Exercise details: Without including any images, repeat the data exactly.

Material supplied:
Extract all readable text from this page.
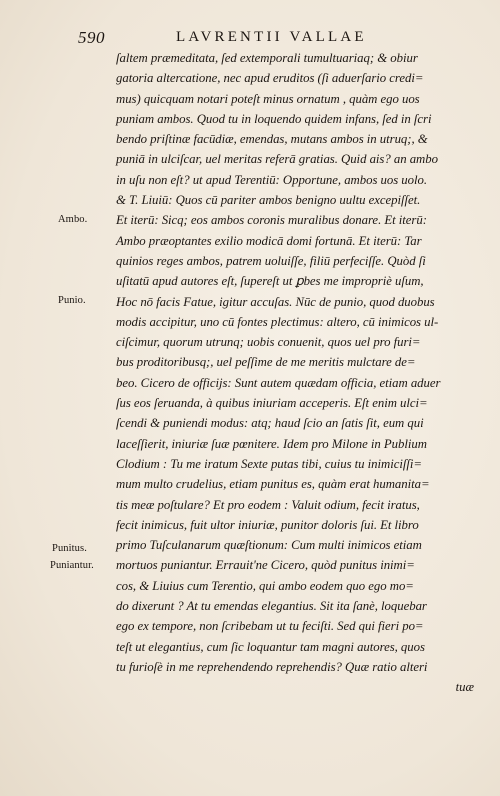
590	LAVRENTII VALLAE
Ambo.
Punio.
Punitus.
Puniantur.
ſaltem præmeditata, ſed extemporali tumultuariaq; & obiur
gatoria altercatione, nec apud eruditos (ſi aduerſario credi=
mus) quicquam notari poteſt minus ornatum , quàm ego uos
puniam ambos. Quod tu in loquendo quidem infans, ſed in ſcri
bendo priſtinæ facūdiæ, emendas, mutans ambos in utruq;, &
puniā in ulciſcar, uel meritas referā gratias. Quid ais? an ambo
in uſu non eſt? ut apud Terentiū: Opportune, ambos uos uolo.
& T. Liuiū: Quos cū pariter ambos benigno uultu excepiſſet.
Et iterū: Sicq; eos ambos coronis muralibus donare. Et iterū:
Ambo præoptantes exilio modicā domi fortunā. Et iterū: Tar
quinios reges ambos, patrem uoluiſſe, filiū perfeciſſe. Quòd ſi
uſitatū apud autores eſt, ſupereſt ut ꝑbes me impropriè uſum,
Hoc nō facis Fatue, igitur accuſas. Nūc de punio, quod duobus
modis accipitur, uno cū fontes plectimus: altero, cū inimicos ul-
ciſcimur, quorum utrunq; uobis conuenit, quos uel pro furi=
bus proditoribusq;, uel peſſime de me meritis mulctare de=
beo. Cicero de officijs: Sunt autem quædam officia, etiam aduer
ſus eos ſeruanda, à quibus iniuriam acceperis. Eſt enim ulci=
ſcendi & puniendi modus: atq; haud ſcio an ſatis ſit, eum qui
laceſſierit, iniuriæ ſuæ pœnitere. Idem pro Milone in Publium
Clodium : Tu me iratum Sexte putas tibi, cuius tu inimiciſſi=
mum multo crudelius, etiam punitus es, quàm erat humanita=
tis meæ poſtulare? Et pro eodem : Valuit odium, fecit iratus,
fecit inimicus, fuit ultor iniuriæ, punitor doloris ſui. Et libro
primo Tuſculanarum quæſtionum: Cum multi inimicos etiam
mortuos puniantur. Errauit'ne Cicero, quòd punitus inimi=
cos, & Liuius cum Terentio, qui ambo eodem quo ego mo=
do dixerunt ? At tu emendas elegantius. Sit ita ſanè, loquebar
ego ex tempore, non ſcribebam ut tu feciſti. Sed qui fieri po=
teſt ut elegantius, cum ſic loquantur tam magni autores, quos
tu furioſè in me reprehendendo reprehendis? Quæ ratio alteri
tuæ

Solution to this exercise:
Extract all readable text from this page.
590	LAVRENTII VALLAE
Ambo.
Punio.
Punitus.
Puniantur.
ſaltem præmeditata, ſed extemporali tumultuariaq; & obiur
gatoria altercatione, nec apud eruditos (ſi aduerſario credi=
mus) quicquam notari poteſt minus ornatum , quàm ego uos
puniam ambos. Quod tu in loquendo quidem infans, ſed in ſcri
bendo priſtinæ facūdiæ, emendas, mutans ambos in utruq;, &
puniā in ulciſcar, uel meritas referā gratias. Quid ais? an ambo
in uſu non eſt? ut apud Terentiū: Opportune, ambos uos uolo.
& T. Liuiū: Quos cū pariter ambos benigno uultu excepiſſet.
Et iterū: Sicq; eos ambos coronis muralibus donare. Et iterū:
Ambo præoptantes exilio modicā domi fortunā. Et iterū: Tar
quinios reges ambos, patrem uoluiſſe, filiū perfeciſſe. Quòd ſi
uſitatū apud autores eſt, ſupereſt ut ꝑbes me impropriè uſum,
Hoc nō facis Fatue, igitur accuſas. Nūc de punio, quod duobus
modis accipitur, uno cū fontes plectimus: altero, cū inimicos ul-
ciſcimur, quorum utrunq; uobis conuenit, quos uel pro furi=
bus proditoribusq;, uel peſſime de me meritis mulctare de=
beo. Cicero de officijs: Sunt autem quædam officia, etiam aduer
ſus eos ſeruanda, à quibus iniuriam acceperis. Eſt enim ulci=
ſcendi & puniendi modus: atq; haud ſcio an ſatis ſit, eum qui
laceſſierit, iniuriæ ſuæ pœnitere. Idem pro Milone in Publium
Clodium : Tu me iratum Sexte putas tibi, cuius tu inimiciſſi=
mum multo crudelius, etiam punitus es, quàm erat humanita=
tis meæ poſtulare? Et pro eodem : Valuit odium, fecit iratus,
fecit inimicus, fuit ultor iniuriæ, punitor doloris ſui. Et libro
primo Tuſculanarum quæſtionum: Cum multi inimicos etiam
mortuos puniantur. Errauit'ne Cicero, quòd punitus inimi=
cos, & Liuius cum Terentio, qui ambo eodem quo ego mo=
do dixerunt ? At tu emendas elegantius. Sit ita ſanè, loquebar
ego ex tempore, non ſcribebam ut tu feciſti. Sed qui fieri po=
teſt ut elegantius, cum ſic loquantur tam magni autores, quos
tu furioſè in me reprehendendo reprehendis? Quæ ratio alteri
tuæ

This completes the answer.